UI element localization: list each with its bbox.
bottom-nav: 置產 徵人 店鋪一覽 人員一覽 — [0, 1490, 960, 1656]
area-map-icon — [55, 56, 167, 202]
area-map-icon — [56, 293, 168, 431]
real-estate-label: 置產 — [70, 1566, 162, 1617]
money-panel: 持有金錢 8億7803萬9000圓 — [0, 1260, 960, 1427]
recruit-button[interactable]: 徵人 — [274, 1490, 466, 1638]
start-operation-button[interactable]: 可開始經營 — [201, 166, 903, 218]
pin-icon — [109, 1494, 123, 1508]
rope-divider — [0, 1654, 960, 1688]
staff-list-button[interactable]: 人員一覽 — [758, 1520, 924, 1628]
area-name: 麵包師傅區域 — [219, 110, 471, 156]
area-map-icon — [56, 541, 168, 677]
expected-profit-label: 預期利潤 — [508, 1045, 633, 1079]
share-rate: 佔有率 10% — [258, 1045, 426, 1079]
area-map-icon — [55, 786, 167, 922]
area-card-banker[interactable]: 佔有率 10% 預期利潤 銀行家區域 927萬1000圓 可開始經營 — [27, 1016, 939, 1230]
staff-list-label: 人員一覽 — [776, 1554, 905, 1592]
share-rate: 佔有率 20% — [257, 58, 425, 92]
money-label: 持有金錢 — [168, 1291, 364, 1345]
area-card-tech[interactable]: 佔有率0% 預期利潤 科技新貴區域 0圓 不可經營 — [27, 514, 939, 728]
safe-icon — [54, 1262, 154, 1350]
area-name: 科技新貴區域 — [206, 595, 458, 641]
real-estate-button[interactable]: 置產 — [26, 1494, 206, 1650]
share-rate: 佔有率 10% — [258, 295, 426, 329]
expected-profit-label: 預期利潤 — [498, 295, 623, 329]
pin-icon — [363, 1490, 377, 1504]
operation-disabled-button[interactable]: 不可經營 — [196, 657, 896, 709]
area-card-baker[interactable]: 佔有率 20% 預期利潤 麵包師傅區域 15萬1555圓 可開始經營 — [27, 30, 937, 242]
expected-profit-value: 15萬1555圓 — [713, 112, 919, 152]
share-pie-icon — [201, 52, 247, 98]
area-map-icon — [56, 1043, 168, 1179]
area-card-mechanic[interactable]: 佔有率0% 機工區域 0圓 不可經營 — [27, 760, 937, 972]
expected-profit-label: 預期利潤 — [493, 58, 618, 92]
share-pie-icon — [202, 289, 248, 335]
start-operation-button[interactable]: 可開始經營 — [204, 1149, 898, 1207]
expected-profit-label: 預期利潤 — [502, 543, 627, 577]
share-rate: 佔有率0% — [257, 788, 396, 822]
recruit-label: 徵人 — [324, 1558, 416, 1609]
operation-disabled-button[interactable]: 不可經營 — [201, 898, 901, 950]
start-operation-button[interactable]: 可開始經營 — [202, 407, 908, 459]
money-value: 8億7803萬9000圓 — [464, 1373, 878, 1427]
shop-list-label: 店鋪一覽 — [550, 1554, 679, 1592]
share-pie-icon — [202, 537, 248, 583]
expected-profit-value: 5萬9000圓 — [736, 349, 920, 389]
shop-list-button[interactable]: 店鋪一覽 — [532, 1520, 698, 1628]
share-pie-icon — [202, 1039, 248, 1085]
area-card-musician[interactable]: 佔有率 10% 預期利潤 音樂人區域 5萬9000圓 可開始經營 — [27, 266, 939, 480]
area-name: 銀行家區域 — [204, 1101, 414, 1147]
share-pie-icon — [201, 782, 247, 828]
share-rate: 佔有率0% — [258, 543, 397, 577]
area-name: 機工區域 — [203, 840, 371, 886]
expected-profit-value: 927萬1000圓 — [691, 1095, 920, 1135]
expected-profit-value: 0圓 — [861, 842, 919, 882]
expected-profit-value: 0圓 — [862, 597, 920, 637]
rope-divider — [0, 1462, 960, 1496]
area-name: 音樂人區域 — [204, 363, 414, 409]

···

**Stated exercise**
Format the records from the start through the line containing "area-card-tech[interactable]: 佔有率0% 預期利潤", inclusive, as a Markdown table with the columns "Row" and "Record", numbering each row and omitting blank lines.

**Response**
| Row | Record |
|---|---|
| 1 | UI element localization: list each with its bbox. |
| 2 | bottom-nav: 置產 徵人 店鋪一覽 人員一覽 — [0, 1490, 960, 1656] |
| 3 | area-map-icon — [55, 56, 167, 202] |
| 4 | area-map-icon — [56, 293, 168, 431] |
| 5 | real-estate-label: 置產 — [70, 1566, 162, 1617] |
| 6 | money-panel: 持有金錢 8億7803萬9000圓 — [0, 1260, 960, 1427] |
| 7 | recruit-button[interactable]: 徵人 — [274, 1490, 466, 1638] |
| 8 | start-operation-button[interactable]: 可開始經營 — [201, 166, 903, 218] |
| 9 | pin-icon — [109, 1494, 123, 1508] |
| 10 | rope-divider — [0, 1654, 960, 1688] |
| 11 | staff-list-button[interactable]: 人員一覽 — [758, 1520, 924, 1628] |
| 12 | area-name: 麵包師傅區域 — [219, 110, 471, 156] |
| 13 | area-map-icon — [56, 541, 168, 677] |
| 14 | expected-profit-label: 預期利潤 — [508, 1045, 633, 1079] |
| 15 | share-rate: 佔有率 10% — [258, 1045, 426, 1079] |
| 16 | area-map-icon — [55, 786, 167, 922] |
| 17 | area-card-banker[interactable]: 佔有率 10% 預期利潤 銀行家區域 927萬1000圓 可開始經營 — [27, 1016, 939, 1230] |
| 18 | staff-list-label: 人員一覽 — [776, 1554, 905, 1592] |
| 19 | share-rate: 佔有率 20% — [257, 58, 425, 92] |
| 20 | money-label: 持有金錢 — [168, 1291, 364, 1345] |
| 21 | area-card-tech[interactable]: 佔有率0% 預期利潤 科技新貴區域 0圓 不可經營 — [27, 514, 939, 728] |